Dataset rows

==========

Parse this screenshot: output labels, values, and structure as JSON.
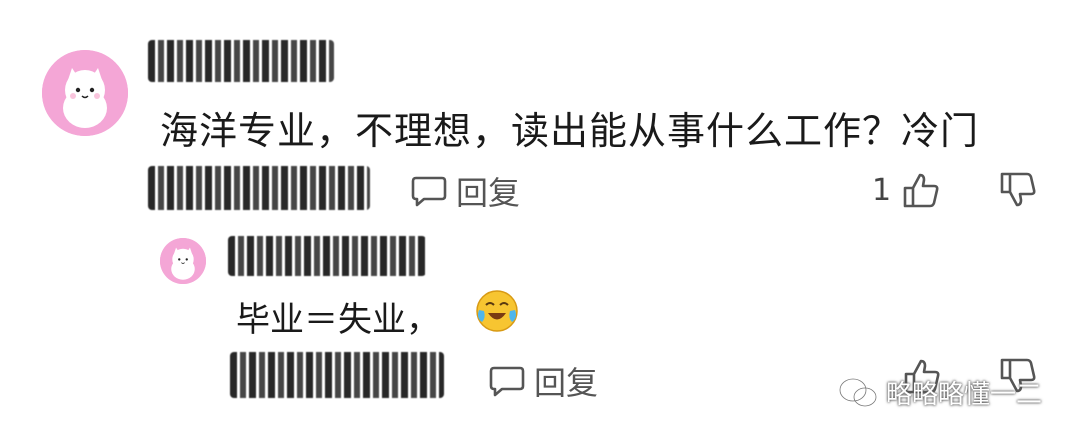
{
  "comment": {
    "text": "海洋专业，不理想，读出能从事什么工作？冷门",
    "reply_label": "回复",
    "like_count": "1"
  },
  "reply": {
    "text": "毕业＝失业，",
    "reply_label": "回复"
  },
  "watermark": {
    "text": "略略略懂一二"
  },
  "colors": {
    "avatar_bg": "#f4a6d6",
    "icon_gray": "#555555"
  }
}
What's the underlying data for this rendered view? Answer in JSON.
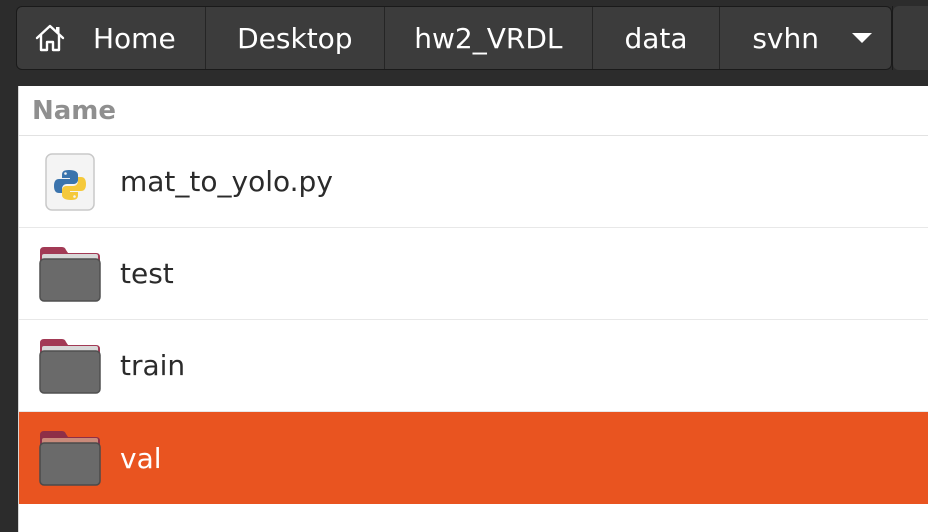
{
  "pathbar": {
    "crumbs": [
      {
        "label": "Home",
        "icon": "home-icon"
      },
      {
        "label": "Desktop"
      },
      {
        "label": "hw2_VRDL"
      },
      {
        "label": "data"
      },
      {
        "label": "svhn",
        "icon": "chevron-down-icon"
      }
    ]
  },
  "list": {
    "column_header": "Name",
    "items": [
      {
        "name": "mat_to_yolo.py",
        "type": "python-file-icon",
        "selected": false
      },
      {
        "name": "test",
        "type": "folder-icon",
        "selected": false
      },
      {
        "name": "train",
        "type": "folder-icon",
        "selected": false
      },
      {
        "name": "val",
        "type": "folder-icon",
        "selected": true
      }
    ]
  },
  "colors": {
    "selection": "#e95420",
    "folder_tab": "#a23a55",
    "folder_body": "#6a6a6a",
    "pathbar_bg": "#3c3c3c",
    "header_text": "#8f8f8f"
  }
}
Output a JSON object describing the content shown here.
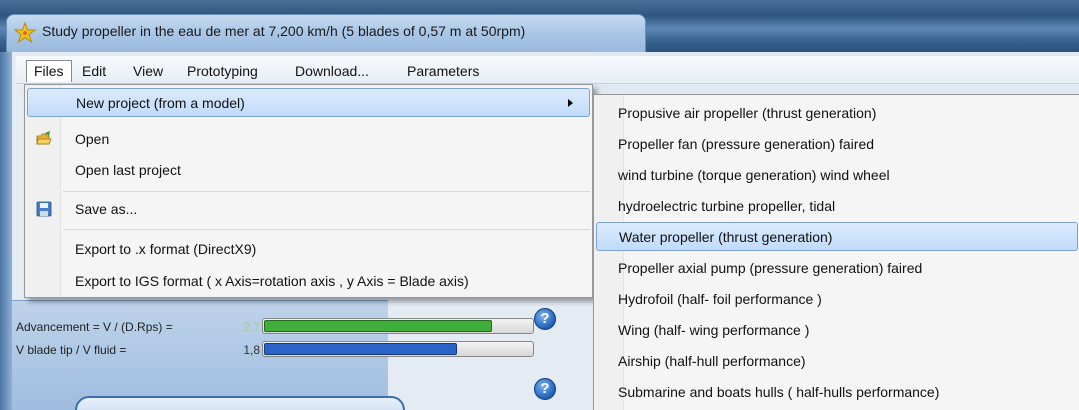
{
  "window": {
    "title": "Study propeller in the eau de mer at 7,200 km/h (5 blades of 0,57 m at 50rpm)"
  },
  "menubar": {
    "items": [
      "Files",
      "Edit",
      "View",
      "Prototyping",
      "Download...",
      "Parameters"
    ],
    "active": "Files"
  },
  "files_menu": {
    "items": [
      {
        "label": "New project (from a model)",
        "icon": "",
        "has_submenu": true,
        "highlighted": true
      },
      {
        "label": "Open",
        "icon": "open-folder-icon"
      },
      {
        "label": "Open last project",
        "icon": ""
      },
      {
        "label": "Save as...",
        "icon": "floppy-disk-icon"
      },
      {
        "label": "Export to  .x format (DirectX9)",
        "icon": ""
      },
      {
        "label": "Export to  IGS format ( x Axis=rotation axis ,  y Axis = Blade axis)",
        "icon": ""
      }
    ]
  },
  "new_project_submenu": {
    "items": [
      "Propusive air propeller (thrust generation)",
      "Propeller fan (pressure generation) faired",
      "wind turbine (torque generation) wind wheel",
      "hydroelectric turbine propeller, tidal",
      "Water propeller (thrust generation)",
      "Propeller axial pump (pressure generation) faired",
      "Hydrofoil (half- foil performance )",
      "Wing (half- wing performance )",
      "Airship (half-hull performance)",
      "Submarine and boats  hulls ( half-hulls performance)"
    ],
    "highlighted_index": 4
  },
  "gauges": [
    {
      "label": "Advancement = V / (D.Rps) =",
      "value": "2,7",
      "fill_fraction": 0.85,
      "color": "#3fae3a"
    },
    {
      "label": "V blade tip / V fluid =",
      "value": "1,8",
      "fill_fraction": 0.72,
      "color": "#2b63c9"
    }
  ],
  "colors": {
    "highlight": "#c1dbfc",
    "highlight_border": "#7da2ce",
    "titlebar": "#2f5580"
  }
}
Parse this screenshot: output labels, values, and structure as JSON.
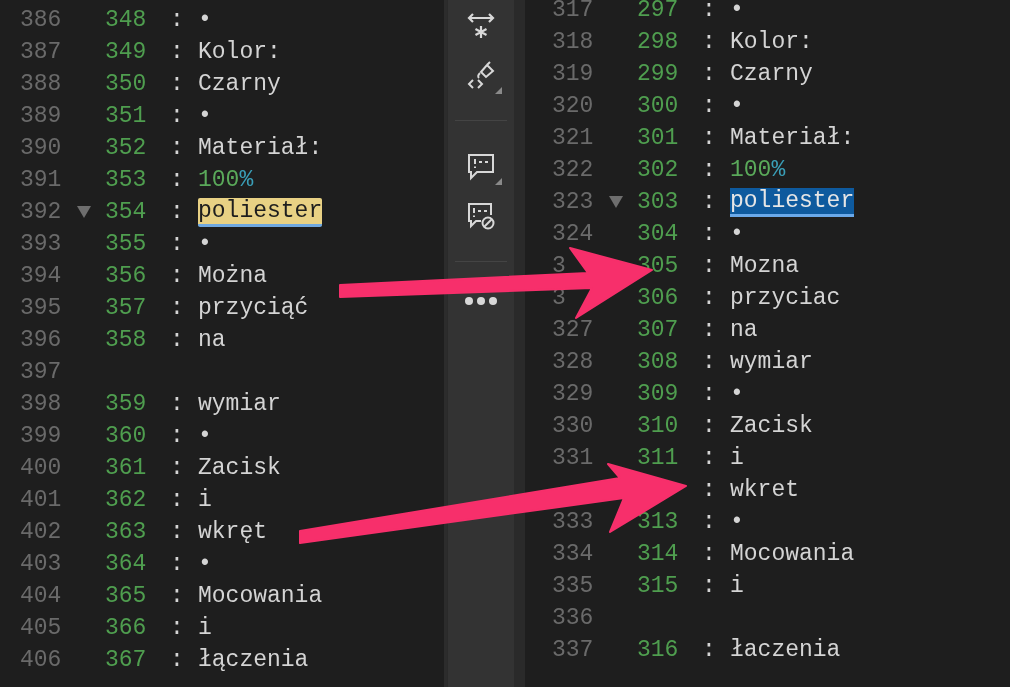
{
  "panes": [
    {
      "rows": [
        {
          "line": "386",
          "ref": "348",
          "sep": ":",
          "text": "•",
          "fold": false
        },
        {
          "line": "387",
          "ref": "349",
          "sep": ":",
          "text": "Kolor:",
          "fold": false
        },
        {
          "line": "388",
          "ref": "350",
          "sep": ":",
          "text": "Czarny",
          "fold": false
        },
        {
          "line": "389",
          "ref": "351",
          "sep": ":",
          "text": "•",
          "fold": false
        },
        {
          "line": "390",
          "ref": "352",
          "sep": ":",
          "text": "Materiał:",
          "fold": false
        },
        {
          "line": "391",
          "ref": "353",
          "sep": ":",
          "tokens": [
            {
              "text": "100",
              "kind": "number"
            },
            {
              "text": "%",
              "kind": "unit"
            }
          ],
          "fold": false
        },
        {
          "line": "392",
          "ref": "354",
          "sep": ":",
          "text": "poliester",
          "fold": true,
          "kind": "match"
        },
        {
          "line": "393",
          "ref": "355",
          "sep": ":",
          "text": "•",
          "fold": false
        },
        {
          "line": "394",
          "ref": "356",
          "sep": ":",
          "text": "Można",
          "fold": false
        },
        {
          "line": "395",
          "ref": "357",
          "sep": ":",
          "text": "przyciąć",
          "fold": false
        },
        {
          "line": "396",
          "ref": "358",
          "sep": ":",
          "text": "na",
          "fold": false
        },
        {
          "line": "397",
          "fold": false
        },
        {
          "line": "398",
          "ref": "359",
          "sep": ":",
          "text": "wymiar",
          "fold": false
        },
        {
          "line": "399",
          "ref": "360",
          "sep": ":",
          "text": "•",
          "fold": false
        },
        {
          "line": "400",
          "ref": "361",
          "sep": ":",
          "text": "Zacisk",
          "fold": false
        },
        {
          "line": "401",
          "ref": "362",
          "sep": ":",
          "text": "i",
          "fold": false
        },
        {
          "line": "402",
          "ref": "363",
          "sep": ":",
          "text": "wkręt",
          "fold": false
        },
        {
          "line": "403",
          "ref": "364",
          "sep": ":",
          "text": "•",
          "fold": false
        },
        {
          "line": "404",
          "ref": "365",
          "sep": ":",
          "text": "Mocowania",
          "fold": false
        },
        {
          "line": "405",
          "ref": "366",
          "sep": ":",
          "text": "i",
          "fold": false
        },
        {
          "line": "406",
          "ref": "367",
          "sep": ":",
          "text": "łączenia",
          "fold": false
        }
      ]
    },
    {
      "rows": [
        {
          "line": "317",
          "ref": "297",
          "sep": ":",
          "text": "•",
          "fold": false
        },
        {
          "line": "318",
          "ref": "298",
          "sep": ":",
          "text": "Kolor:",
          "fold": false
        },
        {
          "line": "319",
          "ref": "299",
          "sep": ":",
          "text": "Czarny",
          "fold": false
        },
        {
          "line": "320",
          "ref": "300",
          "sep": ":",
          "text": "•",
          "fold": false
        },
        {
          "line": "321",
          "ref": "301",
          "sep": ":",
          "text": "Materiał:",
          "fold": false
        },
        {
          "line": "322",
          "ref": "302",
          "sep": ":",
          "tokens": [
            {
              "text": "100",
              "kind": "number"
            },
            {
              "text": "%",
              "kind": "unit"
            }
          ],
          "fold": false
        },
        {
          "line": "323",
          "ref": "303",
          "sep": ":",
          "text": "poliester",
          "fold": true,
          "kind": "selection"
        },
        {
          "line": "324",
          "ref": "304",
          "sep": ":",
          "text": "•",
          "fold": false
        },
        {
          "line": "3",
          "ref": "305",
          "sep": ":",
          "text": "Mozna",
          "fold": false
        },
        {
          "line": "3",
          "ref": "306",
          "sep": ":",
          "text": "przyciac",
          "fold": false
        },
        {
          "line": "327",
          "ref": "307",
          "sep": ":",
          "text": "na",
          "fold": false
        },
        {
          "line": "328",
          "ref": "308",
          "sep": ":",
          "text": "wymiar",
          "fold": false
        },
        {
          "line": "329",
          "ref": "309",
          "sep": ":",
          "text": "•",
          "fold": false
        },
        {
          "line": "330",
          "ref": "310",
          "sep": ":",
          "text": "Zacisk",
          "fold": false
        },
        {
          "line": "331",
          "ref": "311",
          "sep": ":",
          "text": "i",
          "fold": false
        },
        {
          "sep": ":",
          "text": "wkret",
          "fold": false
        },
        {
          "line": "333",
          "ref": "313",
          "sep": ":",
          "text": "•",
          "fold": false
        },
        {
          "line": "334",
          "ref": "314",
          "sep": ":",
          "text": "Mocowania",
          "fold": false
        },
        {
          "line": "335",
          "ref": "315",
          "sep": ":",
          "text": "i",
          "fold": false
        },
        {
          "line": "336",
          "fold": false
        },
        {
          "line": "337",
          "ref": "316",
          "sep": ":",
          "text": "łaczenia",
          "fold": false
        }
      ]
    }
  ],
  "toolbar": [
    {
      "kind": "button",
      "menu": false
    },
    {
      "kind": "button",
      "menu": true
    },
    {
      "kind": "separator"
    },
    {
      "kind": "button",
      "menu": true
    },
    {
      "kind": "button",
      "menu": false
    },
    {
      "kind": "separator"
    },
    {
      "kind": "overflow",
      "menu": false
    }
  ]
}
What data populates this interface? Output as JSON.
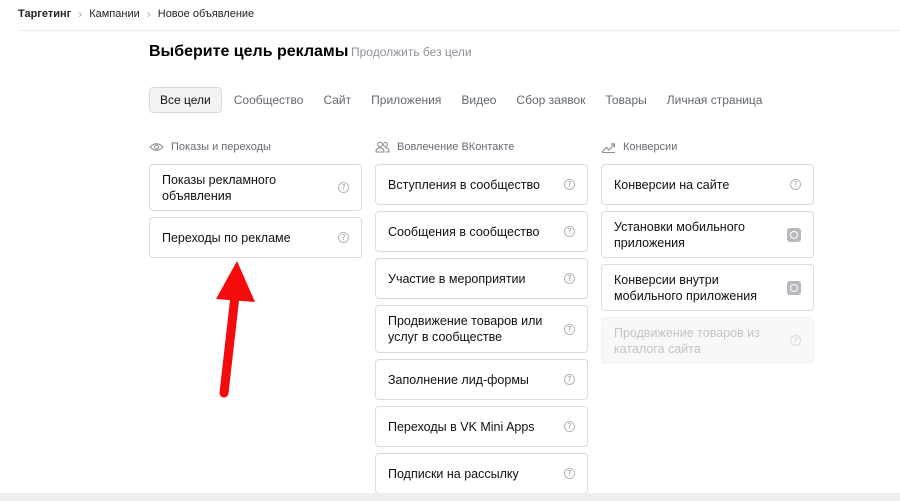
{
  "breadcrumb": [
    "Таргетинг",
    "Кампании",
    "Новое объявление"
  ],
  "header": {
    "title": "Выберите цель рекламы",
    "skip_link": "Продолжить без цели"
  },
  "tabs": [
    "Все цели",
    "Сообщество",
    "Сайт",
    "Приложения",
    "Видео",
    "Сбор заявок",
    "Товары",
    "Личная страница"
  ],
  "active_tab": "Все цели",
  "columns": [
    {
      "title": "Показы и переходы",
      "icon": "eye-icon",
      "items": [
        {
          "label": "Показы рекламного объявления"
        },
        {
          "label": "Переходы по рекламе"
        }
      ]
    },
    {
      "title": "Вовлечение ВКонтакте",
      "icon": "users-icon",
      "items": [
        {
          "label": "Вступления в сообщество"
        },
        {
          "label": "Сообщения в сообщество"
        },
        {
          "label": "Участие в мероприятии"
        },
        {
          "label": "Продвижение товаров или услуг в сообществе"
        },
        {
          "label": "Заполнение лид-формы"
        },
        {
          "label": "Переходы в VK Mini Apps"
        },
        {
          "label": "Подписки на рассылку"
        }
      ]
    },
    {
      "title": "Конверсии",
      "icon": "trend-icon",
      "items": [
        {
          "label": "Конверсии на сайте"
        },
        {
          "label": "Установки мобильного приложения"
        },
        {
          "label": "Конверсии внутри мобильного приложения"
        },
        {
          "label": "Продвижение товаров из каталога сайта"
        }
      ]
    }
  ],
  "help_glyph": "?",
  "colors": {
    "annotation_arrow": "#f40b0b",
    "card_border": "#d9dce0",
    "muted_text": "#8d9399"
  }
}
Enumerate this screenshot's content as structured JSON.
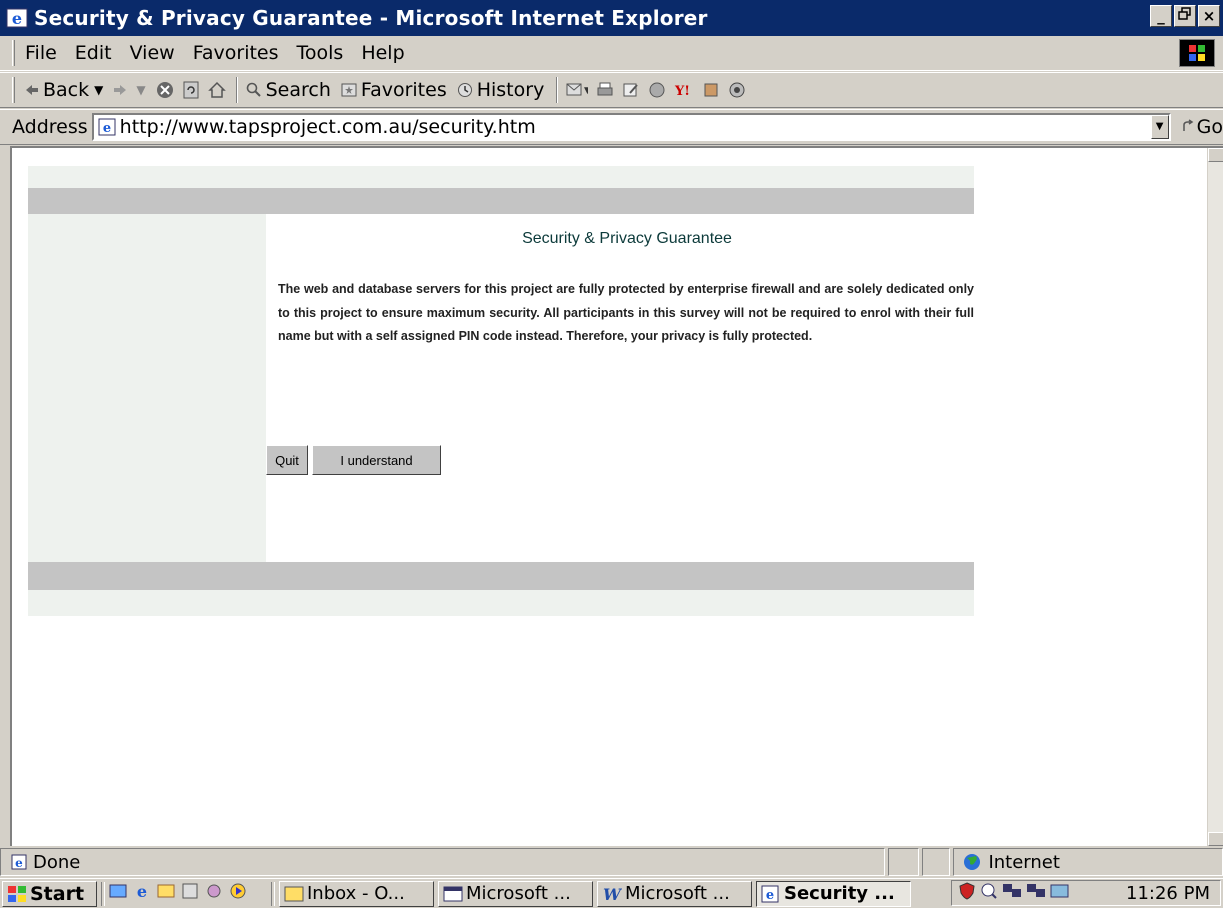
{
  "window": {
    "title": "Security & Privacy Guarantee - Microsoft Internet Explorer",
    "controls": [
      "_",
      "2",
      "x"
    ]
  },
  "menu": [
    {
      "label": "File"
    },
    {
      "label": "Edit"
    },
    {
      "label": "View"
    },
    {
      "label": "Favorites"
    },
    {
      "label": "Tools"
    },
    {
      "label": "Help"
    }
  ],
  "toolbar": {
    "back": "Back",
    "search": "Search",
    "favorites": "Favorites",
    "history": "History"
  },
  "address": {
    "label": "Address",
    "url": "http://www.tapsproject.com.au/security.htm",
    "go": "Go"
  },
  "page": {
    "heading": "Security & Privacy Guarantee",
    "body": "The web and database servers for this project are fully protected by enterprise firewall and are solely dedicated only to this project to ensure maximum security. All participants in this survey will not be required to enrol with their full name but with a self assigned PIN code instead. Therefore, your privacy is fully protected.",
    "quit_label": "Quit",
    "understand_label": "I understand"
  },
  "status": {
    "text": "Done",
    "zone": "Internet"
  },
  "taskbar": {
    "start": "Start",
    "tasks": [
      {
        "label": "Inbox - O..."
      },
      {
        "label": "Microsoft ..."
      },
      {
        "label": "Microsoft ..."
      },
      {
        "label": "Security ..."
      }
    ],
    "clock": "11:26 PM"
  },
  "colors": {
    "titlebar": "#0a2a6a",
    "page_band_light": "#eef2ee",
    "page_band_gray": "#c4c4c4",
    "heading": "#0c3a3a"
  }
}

==========

# [TASK TO CARRY OUT]
Out of the material above, gather each line where "Export" appears.

# [TASK SOLUTION]
        "label": "Export to  .x format (DirectX9)",
        "label": "Export to  IGS format ( x Axis=rotation axis ,  y Axis = Blade axis)",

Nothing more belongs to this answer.